(Stored items from a collection)
:::

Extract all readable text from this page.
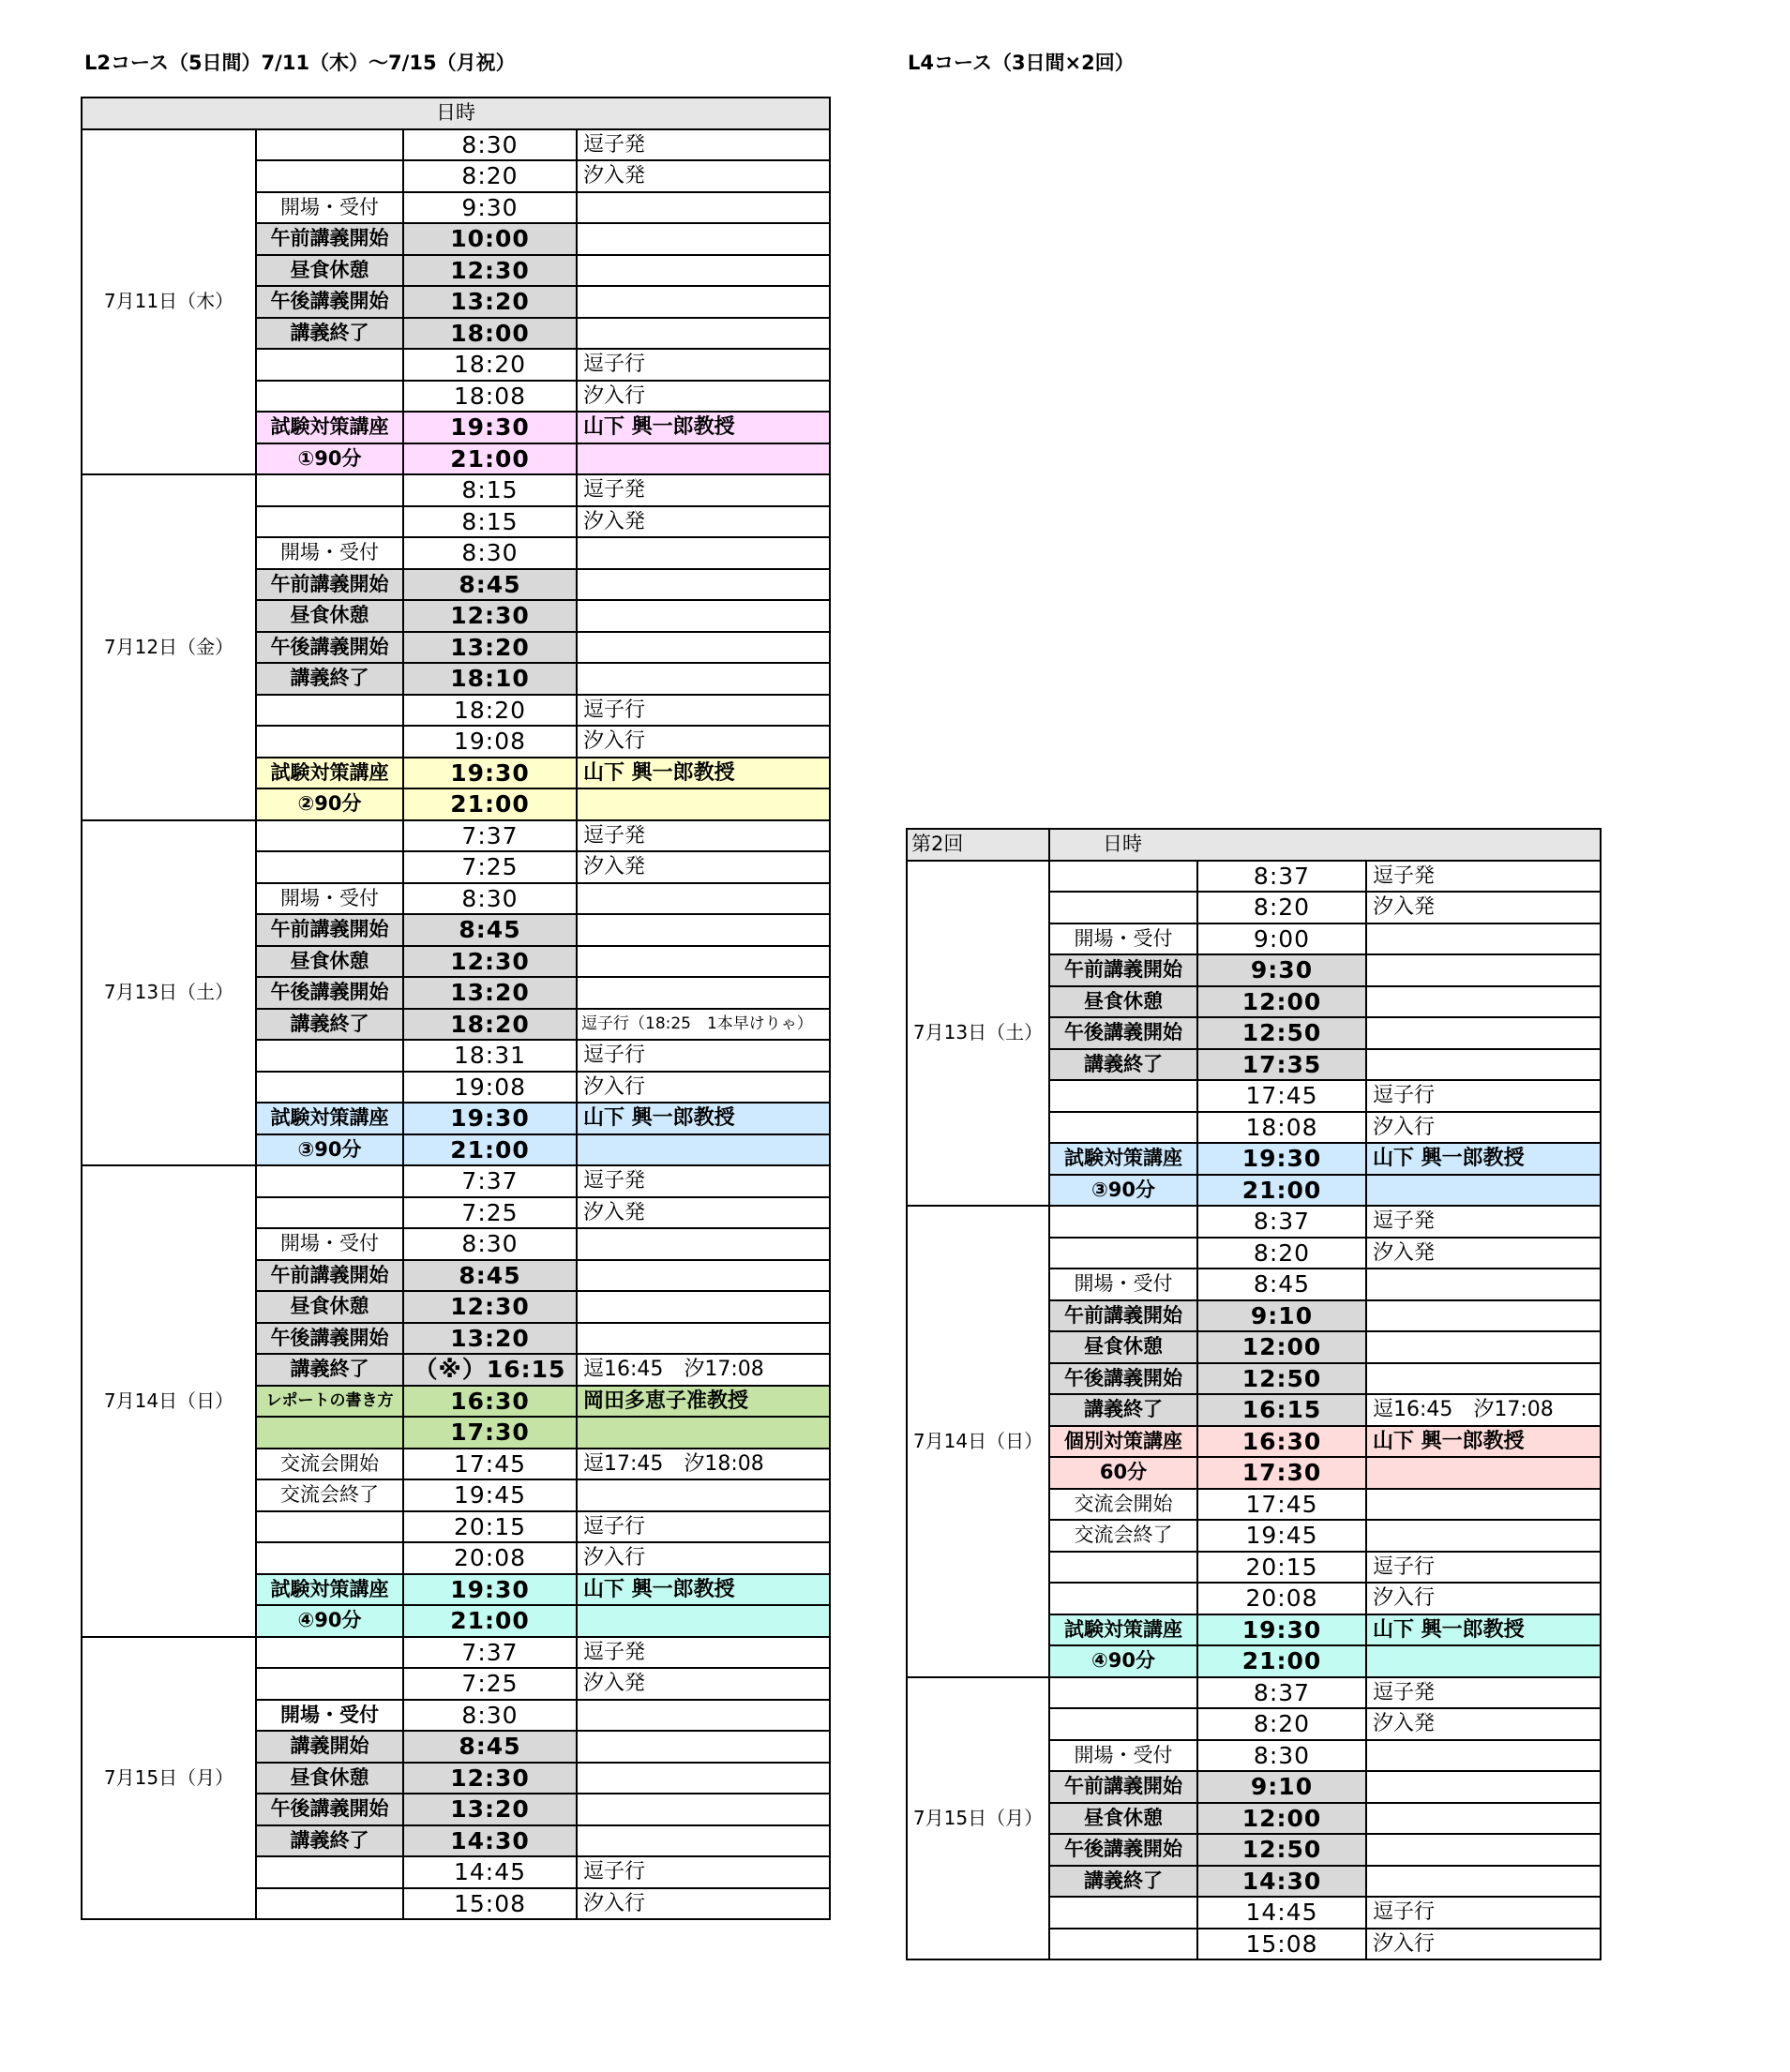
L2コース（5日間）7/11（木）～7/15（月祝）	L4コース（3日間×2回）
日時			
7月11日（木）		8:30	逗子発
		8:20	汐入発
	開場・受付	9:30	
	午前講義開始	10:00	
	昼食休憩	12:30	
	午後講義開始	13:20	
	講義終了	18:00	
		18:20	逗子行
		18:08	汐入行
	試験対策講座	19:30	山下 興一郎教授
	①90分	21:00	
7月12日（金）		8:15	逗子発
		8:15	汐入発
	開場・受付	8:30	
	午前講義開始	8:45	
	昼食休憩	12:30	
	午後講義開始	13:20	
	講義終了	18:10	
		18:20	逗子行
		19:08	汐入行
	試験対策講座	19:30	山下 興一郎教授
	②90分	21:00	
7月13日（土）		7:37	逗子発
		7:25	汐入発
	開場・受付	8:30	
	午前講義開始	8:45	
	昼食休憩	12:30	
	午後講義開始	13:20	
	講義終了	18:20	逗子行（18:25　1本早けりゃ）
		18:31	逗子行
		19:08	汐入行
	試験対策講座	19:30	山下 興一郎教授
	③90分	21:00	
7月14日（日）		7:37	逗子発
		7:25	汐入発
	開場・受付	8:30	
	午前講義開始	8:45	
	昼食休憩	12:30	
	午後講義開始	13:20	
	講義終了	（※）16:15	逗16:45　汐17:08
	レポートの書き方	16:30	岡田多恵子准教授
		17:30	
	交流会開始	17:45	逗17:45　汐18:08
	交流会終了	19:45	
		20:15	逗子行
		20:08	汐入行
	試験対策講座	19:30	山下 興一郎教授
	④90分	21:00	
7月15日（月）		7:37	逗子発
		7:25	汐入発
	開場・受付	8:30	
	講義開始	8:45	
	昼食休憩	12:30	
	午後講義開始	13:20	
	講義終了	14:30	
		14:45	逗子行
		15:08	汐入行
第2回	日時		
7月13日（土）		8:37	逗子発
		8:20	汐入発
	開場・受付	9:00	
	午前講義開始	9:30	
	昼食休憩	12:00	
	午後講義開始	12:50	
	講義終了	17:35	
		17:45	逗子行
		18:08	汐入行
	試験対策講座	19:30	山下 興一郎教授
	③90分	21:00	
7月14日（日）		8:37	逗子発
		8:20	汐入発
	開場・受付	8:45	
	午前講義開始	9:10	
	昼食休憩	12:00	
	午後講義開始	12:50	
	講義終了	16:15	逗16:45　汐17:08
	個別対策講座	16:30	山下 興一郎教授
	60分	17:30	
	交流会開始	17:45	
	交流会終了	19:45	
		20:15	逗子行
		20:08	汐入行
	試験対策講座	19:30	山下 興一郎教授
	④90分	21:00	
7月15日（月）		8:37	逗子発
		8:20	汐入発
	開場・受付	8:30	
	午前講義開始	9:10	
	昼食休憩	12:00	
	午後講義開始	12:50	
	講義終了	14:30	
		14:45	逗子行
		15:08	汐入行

:::

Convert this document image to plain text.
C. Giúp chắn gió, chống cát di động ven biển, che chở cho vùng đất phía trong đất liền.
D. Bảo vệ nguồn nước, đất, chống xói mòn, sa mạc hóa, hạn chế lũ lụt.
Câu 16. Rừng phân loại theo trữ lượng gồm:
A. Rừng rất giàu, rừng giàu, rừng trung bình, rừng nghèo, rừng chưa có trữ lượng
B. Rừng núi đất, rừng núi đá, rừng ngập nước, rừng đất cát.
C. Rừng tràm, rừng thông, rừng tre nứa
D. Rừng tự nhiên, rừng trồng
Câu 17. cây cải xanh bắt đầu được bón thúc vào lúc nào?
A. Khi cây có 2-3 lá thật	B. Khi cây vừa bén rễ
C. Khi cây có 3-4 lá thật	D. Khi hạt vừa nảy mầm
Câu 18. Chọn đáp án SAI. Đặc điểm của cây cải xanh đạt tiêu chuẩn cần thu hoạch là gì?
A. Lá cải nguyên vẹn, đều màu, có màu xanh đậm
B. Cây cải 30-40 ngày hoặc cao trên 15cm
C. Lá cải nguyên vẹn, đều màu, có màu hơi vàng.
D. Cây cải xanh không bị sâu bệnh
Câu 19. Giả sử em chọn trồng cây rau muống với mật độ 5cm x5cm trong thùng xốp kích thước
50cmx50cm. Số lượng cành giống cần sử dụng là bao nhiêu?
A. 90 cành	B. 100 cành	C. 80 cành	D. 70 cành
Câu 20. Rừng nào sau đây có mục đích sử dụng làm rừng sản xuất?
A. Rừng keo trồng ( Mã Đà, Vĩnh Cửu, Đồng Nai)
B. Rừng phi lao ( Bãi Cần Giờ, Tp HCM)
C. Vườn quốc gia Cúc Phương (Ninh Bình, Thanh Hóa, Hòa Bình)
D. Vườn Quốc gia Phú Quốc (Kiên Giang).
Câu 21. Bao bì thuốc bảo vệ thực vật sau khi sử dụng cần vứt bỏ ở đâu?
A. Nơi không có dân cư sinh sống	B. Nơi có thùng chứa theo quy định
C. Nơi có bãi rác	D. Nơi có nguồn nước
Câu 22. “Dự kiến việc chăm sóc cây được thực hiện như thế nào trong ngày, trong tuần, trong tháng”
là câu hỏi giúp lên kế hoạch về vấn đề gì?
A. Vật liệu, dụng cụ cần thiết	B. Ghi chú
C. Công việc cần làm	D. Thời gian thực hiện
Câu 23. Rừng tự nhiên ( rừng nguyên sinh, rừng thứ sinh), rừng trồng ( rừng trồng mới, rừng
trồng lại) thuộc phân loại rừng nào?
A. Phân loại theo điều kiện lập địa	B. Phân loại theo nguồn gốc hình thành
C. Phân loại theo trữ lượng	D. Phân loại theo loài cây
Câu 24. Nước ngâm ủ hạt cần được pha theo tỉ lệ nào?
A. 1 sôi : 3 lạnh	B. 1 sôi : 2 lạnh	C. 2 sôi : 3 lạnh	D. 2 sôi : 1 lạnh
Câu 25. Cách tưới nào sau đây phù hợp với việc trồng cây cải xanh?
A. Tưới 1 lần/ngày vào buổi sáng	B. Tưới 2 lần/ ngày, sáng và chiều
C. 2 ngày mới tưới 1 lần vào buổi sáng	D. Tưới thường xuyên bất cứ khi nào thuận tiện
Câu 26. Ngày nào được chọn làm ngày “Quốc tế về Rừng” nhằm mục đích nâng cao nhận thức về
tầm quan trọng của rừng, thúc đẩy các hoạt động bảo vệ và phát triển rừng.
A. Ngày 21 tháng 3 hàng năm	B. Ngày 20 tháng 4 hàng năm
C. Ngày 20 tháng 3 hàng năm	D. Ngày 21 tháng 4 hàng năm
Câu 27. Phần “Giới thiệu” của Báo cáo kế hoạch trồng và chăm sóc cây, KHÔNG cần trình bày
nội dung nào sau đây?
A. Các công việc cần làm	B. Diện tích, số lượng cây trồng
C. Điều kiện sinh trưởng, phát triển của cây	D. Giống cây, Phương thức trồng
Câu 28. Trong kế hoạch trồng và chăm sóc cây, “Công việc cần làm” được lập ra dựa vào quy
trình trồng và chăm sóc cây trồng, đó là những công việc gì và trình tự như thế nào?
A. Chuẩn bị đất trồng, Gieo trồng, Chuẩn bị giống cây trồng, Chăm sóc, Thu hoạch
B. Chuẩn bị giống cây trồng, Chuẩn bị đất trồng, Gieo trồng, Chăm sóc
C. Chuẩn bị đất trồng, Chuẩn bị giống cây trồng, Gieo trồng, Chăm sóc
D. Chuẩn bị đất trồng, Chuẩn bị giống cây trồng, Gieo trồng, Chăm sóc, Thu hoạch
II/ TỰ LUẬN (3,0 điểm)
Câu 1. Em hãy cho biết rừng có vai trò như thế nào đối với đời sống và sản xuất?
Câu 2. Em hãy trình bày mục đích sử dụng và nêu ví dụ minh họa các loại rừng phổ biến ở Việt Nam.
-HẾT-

:::

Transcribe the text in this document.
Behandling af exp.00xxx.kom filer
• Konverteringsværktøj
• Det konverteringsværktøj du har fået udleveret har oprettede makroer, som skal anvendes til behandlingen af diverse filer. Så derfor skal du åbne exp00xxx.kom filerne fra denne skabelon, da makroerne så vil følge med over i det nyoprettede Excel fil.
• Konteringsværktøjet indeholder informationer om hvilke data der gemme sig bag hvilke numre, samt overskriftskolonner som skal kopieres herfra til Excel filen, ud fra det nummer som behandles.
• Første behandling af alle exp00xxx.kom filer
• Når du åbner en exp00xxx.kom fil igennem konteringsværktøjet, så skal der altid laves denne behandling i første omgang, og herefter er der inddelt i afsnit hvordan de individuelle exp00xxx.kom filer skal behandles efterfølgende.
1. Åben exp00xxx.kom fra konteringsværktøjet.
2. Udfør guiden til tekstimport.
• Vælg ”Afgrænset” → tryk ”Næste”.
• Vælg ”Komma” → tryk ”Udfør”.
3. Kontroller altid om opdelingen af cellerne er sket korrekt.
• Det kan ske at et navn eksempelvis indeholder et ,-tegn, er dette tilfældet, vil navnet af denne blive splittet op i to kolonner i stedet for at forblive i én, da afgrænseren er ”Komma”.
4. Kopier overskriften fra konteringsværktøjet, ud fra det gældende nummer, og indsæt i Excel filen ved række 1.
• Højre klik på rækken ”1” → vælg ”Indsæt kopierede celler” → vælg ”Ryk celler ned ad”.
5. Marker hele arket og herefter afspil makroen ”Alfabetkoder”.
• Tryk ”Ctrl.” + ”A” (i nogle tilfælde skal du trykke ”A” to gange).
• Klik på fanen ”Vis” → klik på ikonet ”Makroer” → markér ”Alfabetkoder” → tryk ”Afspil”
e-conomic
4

:::

WORK TO BE COMPLETED - Check every line of the data above for the string "kiện", and copy those that have it.

TASK SOLUTION -
A. Phân loại theo điều kiện lập địa	B. Phân loại theo nguồn gốc hình thành
C. Điều kiện sinh trưởng, phát triển của cây	D. Giống cây, Phương thức trồng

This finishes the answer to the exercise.